Data supplied>
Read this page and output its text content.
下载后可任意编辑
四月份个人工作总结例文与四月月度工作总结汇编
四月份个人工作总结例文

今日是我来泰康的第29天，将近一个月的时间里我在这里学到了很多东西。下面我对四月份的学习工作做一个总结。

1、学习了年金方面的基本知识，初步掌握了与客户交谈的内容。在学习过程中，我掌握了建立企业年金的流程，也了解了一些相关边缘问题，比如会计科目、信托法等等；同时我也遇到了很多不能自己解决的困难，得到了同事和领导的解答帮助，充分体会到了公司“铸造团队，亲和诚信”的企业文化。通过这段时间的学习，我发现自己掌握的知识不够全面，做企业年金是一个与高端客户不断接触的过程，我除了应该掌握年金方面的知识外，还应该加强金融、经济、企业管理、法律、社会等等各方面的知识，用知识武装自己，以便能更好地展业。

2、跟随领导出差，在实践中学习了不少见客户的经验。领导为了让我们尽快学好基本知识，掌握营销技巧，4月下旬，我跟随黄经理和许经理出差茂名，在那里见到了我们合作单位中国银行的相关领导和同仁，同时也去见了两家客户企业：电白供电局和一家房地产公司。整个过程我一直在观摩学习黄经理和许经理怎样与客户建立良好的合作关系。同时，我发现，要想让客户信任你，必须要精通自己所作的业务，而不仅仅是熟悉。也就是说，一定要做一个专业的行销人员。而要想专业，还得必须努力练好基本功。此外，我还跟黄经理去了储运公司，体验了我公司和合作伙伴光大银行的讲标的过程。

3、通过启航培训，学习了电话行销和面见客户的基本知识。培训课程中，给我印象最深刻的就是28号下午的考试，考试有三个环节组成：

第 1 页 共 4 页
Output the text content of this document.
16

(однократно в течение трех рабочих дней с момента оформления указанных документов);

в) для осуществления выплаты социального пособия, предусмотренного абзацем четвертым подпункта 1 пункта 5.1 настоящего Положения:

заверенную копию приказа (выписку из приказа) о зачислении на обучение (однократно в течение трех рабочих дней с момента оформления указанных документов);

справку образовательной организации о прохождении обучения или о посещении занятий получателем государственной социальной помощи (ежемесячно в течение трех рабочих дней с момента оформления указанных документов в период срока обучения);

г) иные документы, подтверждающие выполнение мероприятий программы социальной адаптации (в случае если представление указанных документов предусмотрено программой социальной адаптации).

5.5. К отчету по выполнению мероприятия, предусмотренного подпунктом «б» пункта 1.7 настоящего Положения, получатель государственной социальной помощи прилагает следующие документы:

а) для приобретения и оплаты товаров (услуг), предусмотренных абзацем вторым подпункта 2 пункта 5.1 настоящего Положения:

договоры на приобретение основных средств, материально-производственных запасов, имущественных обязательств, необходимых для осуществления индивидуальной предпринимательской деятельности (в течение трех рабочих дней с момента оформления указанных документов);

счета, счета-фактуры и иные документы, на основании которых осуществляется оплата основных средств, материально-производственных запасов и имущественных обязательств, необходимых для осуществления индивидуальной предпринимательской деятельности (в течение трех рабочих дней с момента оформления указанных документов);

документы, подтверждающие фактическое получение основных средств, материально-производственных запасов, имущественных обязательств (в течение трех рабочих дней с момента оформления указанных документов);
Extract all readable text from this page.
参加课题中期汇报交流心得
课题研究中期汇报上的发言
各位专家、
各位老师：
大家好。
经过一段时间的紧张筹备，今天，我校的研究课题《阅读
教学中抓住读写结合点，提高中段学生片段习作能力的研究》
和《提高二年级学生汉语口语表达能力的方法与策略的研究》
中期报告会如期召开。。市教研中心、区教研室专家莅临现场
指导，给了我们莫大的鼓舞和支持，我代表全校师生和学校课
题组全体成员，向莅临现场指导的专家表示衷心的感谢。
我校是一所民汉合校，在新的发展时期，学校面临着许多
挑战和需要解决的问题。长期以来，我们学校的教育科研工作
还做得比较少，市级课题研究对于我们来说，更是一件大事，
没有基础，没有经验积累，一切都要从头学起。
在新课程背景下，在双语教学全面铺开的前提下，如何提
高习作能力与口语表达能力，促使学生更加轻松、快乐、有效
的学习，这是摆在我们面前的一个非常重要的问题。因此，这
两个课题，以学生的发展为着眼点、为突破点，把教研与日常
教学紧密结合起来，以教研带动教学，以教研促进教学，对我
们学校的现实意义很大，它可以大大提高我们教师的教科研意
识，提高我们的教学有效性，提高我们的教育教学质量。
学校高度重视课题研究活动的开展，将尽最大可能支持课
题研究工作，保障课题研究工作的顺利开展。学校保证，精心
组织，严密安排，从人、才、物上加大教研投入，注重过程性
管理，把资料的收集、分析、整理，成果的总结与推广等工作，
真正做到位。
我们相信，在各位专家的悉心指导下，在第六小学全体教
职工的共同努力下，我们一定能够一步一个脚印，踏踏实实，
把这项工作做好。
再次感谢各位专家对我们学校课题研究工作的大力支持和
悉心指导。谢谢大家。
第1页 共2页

Exercise instructions>
Using the data above, output each line exactly.

Output below>
Read this page and output its text content.
下载后可任意编辑
四月份个人工作总结例文与四月月度工作总结汇编
四月份个人工作总结例文

今日是我来泰康的第29天，将近一个月的时间里我在这里学到了很多东西。下面我对四月份的学习工作做一个总结。

1、学习了年金方面的基本知识，初步掌握了与客户交谈的内容。在学习过程中，我掌握了建立企业年金的流程，也了解了一些相关边缘问题，比如会计科目、信托法等等；同时我也遇到了很多不能自己解决的困难，得到了同事和领导的解答帮助，充分体会到了公司“铸造团队，亲和诚信”的企业文化。通过这段时间的学习，我发现自己掌握的知识不够全面，做企业年金是一个与高端客户不断接触的过程，我除了应该掌握年金方面的知识外，还应该加强金融、经济、企业管理、法律、社会等等各方面的知识，用知识武装自己，以便能更好地展业。

2、跟随领导出差，在实践中学习了不少见客户的经验。领导为了让我们尽快学好基本知识，掌握营销技巧，4月下旬，我跟随黄经理和许经理出差茂名，在那里见到了我们合作单位中国银行的相关领导和同仁，同时也去见了两家客户企业：电白供电局和一家房地产公司。整个过程我一直在观摩学习黄经理和许经理怎样与客户建立良好的合作关系。同时，我发现，要想让客户信任你，必须要精通自己所作的业务，而不仅仅是熟悉。也就是说，一定要做一个专业的行销人员。而要想专业，还得必须努力练好基本功。此外，我还跟黄经理去了储运公司，体验了我公司和合作伙伴光大银行的讲标的过程。

3、通过启航培训，学习了电话行销和面见客户的基本知识。培训课程中，给我印象最深刻的就是28号下午的考试，考试有三个环节组成：

第 1 页 共 4 页
Output the text content of this document.
16

(однократно в течение трех рабочих дней с момента оформления указанных документов);

в) для осуществления выплаты социального пособия, предусмотренного абзацем четвертым подпункта 1 пункта 5.1 настоящего Положения:

заверенную копию приказа (выписку из приказа) о зачислении на обучение (однократно в течение трех рабочих дней с момента оформления указанных документов);

справку образовательной организации о прохождении обучения или о посещении занятий получателем государственной социальной помощи (ежемесячно в течение трех рабочих дней с момента оформления указанных документов в период срока обучения);

г) иные документы, подтверждающие выполнение мероприятий программы социальной адаптации (в случае если представление указанных документов предусмотрено программой социальной адаптации).

5.5. К отчету по выполнению мероприятия, предусмотренного подпунктом «б» пункта 1.7 настоящего Положения, получатель государственной социальной помощи прилагает следующие документы:

а) для приобретения и оплаты товаров (услуг), предусмотренных абзацем вторым подпункта 2 пункта 5.1 настоящего Положения:

договоры на приобретение основных средств, материально-производственных запасов, имущественных обязательств, необходимых для осуществления индивидуальной предпринимательской деятельности (в течение трех рабочих дней с момента оформления указанных документов);

счета, счета-фактуры и иные документы, на основании которых осуществляется оплата основных средств, материально-производственных запасов и имущественных обязательств, необходимых для осуществления индивидуальной предпринимательской деятельности (в течение трех рабочих дней с момента оформления указанных документов);

документы, подтверждающие фактическое получение основных средств, материально-производственных запасов, имущественных обязательств (в течение трех рабочих дней с момента оформления указанных документов);
Extract all readable text from this page.
参加课题中期汇报交流心得
课题研究中期汇报上的发言
各位专家、
各位老师：
大家好。
经过一段时间的紧张筹备，今天，我校的研究课题《阅读
教学中抓住读写结合点，提高中段学生片段习作能力的研究》
和《提高二年级学生汉语口语表达能力的方法与策略的研究》
中期报告会如期召开。。市教研中心、区教研室专家莅临现场
指导，给了我们莫大的鼓舞和支持，我代表全校师生和学校课
题组全体成员，向莅临现场指导的专家表示衷心的感谢。
我校是一所民汉合校，在新的发展时期，学校面临着许多
挑战和需要解决的问题。长期以来，我们学校的教育科研工作
还做得比较少，市级课题研究对于我们来说，更是一件大事，
没有基础，没有经验积累，一切都要从头学起。
在新课程背景下，在双语教学全面铺开的前提下，如何提
高习作能力与口语表达能力，促使学生更加轻松、快乐、有效
的学习，这是摆在我们面前的一个非常重要的问题。因此，这
两个课题，以学生的发展为着眼点、为突破点，把教研与日常
教学紧密结合起来，以教研带动教学，以教研促进教学，对我
们学校的现实意义很大，它可以大大提高我们教师的教科研意
识，提高我们的教学有效性，提高我们的教育教学质量。
学校高度重视课题研究活动的开展，将尽最大可能支持课
题研究工作，保障课题研究工作的顺利开展。学校保证，精心
组织，严密安排，从人、才、物上加大教研投入，注重过程性
管理，把资料的收集、分析、整理，成果的总结与推广等工作，
真正做到位。
我们相信，在各位专家的悉心指导下，在第六小学全体教
职工的共同努力下，我们一定能够一步一个脚印，踏踏实实，
把这项工作做好。
再次感谢各位专家对我们学校课题研究工作的大力支持和
悉心指导。谢谢大家。
第1页 共2页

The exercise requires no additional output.